— Start Input rows —

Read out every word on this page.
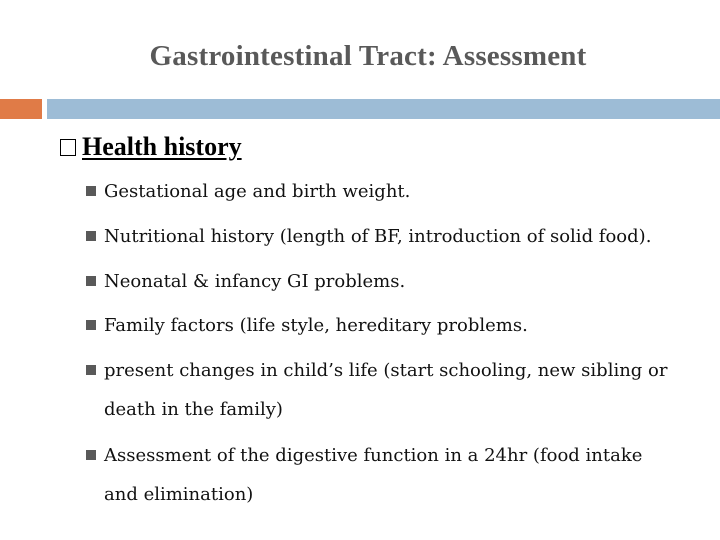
Gastrointestinal Tract: Assessment
Health history
Gestational age and birth weight.
Nutritional history (length of BF, introduction of solid food).
Neonatal & infancy GI problems.
Family factors (life style, hereditary problems.
present changes in child’s life (start schooling, new sibling or
death in the family)
Assessment of the digestive function in a 24hr (food intake
and elimination)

— End Input rows —

• Request: Leave images out of the retyped records; keep all else exact.

• Full solution:
Read out every word on this page.
Gastrointestinal Tract: Assessment
Health history
Gestational age and birth weight.
Nutritional history (length of BF, introduction of solid food).
Neonatal & infancy GI problems.
Family factors (life style, hereditary problems.
present changes in child’s life (start schooling, new sibling or
death in the family)
Assessment of the digestive function in a 24hr (food intake
and elimination)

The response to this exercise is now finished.